## START

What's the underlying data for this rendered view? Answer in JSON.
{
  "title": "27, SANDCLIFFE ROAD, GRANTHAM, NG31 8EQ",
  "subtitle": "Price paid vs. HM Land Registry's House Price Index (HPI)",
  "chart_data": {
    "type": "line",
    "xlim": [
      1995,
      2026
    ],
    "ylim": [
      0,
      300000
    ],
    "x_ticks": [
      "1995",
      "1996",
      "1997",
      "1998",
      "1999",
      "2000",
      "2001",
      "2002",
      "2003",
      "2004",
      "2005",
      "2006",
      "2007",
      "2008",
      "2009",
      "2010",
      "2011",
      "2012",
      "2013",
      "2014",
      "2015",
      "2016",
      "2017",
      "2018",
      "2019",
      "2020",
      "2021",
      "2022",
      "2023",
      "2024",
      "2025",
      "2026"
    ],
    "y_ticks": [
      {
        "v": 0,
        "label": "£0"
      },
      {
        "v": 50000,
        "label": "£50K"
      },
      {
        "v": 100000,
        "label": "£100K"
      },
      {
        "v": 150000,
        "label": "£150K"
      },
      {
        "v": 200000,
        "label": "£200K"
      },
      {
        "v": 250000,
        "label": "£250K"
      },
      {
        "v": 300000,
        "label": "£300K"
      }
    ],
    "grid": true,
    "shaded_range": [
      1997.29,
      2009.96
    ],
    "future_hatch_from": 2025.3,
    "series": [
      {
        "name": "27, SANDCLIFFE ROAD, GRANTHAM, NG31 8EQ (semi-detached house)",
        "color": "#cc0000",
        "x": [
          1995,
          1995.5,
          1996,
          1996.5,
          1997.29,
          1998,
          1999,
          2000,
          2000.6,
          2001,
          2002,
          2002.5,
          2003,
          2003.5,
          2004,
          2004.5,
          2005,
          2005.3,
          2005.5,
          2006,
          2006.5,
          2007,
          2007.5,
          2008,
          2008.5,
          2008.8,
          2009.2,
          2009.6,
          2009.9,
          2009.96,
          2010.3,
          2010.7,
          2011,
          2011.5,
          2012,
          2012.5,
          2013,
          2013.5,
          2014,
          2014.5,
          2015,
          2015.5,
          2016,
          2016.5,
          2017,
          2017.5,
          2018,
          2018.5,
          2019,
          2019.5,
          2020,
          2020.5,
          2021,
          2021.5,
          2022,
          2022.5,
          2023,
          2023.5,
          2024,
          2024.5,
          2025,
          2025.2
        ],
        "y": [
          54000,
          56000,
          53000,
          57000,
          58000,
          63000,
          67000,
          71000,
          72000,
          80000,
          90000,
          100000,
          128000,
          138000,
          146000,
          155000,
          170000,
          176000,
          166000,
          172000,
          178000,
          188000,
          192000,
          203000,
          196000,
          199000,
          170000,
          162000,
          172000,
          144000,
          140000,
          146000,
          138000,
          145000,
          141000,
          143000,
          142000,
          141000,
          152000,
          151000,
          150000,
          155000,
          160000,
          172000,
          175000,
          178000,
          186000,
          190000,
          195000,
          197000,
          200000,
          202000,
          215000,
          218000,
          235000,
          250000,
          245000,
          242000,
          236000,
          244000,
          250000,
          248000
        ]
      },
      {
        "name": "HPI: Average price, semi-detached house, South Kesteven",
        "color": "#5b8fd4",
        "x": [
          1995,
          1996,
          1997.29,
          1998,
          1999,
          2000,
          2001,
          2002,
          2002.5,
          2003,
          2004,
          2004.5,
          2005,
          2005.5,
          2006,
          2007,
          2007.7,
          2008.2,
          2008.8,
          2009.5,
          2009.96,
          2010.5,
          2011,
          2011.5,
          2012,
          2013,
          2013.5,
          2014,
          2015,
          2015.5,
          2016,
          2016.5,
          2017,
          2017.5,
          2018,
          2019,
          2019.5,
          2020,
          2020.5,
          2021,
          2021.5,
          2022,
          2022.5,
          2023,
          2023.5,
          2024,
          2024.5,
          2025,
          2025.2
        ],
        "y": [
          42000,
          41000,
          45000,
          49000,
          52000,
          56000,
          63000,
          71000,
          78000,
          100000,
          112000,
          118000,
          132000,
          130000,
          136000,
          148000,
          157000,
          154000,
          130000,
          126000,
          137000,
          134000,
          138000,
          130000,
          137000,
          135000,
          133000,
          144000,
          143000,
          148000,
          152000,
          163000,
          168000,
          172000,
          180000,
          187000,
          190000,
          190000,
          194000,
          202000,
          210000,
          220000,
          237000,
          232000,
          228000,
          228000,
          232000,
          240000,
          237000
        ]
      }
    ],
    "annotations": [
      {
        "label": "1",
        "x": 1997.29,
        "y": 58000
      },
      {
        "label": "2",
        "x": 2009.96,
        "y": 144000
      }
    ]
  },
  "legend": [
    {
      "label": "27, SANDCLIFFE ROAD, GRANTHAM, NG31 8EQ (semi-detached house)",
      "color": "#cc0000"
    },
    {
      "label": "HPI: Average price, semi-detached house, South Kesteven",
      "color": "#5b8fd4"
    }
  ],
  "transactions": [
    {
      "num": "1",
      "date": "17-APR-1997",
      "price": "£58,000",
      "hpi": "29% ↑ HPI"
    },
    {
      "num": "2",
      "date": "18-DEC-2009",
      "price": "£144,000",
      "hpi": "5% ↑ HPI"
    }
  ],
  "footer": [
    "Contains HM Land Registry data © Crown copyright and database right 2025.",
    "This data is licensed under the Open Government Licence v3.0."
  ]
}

## END

Give the entries once more, exactly as they appear.

What's the underlying data for this rendered view? Answer in JSON.
{
  "title": "27, SANDCLIFFE ROAD, GRANTHAM, NG31 8EQ",
  "subtitle": "Price paid vs. HM Land Registry's House Price Index (HPI)",
  "chart_data": {
    "type": "line",
    "xlim": [
      1995,
      2026
    ],
    "ylim": [
      0,
      300000
    ],
    "x_ticks": [
      "1995",
      "1996",
      "1997",
      "1998",
      "1999",
      "2000",
      "2001",
      "2002",
      "2003",
      "2004",
      "2005",
      "2006",
      "2007",
      "2008",
      "2009",
      "2010",
      "2011",
      "2012",
      "2013",
      "2014",
      "2015",
      "2016",
      "2017",
      "2018",
      "2019",
      "2020",
      "2021",
      "2022",
      "2023",
      "2024",
      "2025",
      "2026"
    ],
    "y_ticks": [
      {
        "v": 0,
        "label": "£0"
      },
      {
        "v": 50000,
        "label": "£50K"
      },
      {
        "v": 100000,
        "label": "£100K"
      },
      {
        "v": 150000,
        "label": "£150K"
      },
      {
        "v": 200000,
        "label": "£200K"
      },
      {
        "v": 250000,
        "label": "£250K"
      },
      {
        "v": 300000,
        "label": "£300K"
      }
    ],
    "grid": true,
    "shaded_range": [
      1997.29,
      2009.96
    ],
    "future_hatch_from": 2025.3,
    "series": [
      {
        "name": "27, SANDCLIFFE ROAD, GRANTHAM, NG31 8EQ (semi-detached house)",
        "color": "#cc0000",
        "x": [
          1995,
          1995.5,
          1996,
          1996.5,
          1997.29,
          1998,
          1999,
          2000,
          2000.6,
          2001,
          2002,
          2002.5,
          2003,
          2003.5,
          2004,
          2004.5,
          2005,
          2005.3,
          2005.5,
          2006,
          2006.5,
          2007,
          2007.5,
          2008,
          2008.5,
          2008.8,
          2009.2,
          2009.6,
          2009.9,
          2009.96,
          2010.3,
          2010.7,
          2011,
          2011.5,
          2012,
          2012.5,
          2013,
          2013.5,
          2014,
          2014.5,
          2015,
          2015.5,
          2016,
          2016.5,
          2017,
          2017.5,
          2018,
          2018.5,
          2019,
          2019.5,
          2020,
          2020.5,
          2021,
          2021.5,
          2022,
          2022.5,
          2023,
          2023.5,
          2024,
          2024.5,
          2025,
          2025.2
        ],
        "y": [
          54000,
          56000,
          53000,
          57000,
          58000,
          63000,
          67000,
          71000,
          72000,
          80000,
          90000,
          100000,
          128000,
          138000,
          146000,
          155000,
          170000,
          176000,
          166000,
          172000,
          178000,
          188000,
          192000,
          203000,
          196000,
          199000,
          170000,
          162000,
          172000,
          144000,
          140000,
          146000,
          138000,
          145000,
          141000,
          143000,
          142000,
          141000,
          152000,
          151000,
          150000,
          155000,
          160000,
          172000,
          175000,
          178000,
          186000,
          190000,
          195000,
          197000,
          200000,
          202000,
          215000,
          218000,
          235000,
          250000,
          245000,
          242000,
          236000,
          244000,
          250000,
          248000
        ]
      },
      {
        "name": "HPI: Average price, semi-detached house, South Kesteven",
        "color": "#5b8fd4",
        "x": [
          1995,
          1996,
          1997.29,
          1998,
          1999,
          2000,
          2001,
          2002,
          2002.5,
          2003,
          2004,
          2004.5,
          2005,
          2005.5,
          2006,
          2007,
          2007.7,
          2008.2,
          2008.8,
          2009.5,
          2009.96,
          2010.5,
          2011,
          2011.5,
          2012,
          2013,
          2013.5,
          2014,
          2015,
          2015.5,
          2016,
          2016.5,
          2017,
          2017.5,
          2018,
          2019,
          2019.5,
          2020,
          2020.5,
          2021,
          2021.5,
          2022,
          2022.5,
          2023,
          2023.5,
          2024,
          2024.5,
          2025,
          2025.2
        ],
        "y": [
          42000,
          41000,
          45000,
          49000,
          52000,
          56000,
          63000,
          71000,
          78000,
          100000,
          112000,
          118000,
          132000,
          130000,
          136000,
          148000,
          157000,
          154000,
          130000,
          126000,
          137000,
          134000,
          138000,
          130000,
          137000,
          135000,
          133000,
          144000,
          143000,
          148000,
          152000,
          163000,
          168000,
          172000,
          180000,
          187000,
          190000,
          190000,
          194000,
          202000,
          210000,
          220000,
          237000,
          232000,
          228000,
          228000,
          232000,
          240000,
          237000
        ]
      }
    ],
    "annotations": [
      {
        "label": "1",
        "x": 1997.29,
        "y": 58000
      },
      {
        "label": "2",
        "x": 2009.96,
        "y": 144000
      }
    ]
  },
  "legend": [
    {
      "label": "27, SANDCLIFFE ROAD, GRANTHAM, NG31 8EQ (semi-detached house)",
      "color": "#cc0000"
    },
    {
      "label": "HPI: Average price, semi-detached house, South Kesteven",
      "color": "#5b8fd4"
    }
  ],
  "transactions": [
    {
      "num": "1",
      "date": "17-APR-1997",
      "price": "£58,000",
      "hpi": "29% ↑ HPI"
    },
    {
      "num": "2",
      "date": "18-DEC-2009",
      "price": "£144,000",
      "hpi": "5% ↑ HPI"
    }
  ],
  "footer": [
    "Contains HM Land Registry data © Crown copyright and database right 2025.",
    "This data is licensed under the Open Government Licence v3.0."
  ]
}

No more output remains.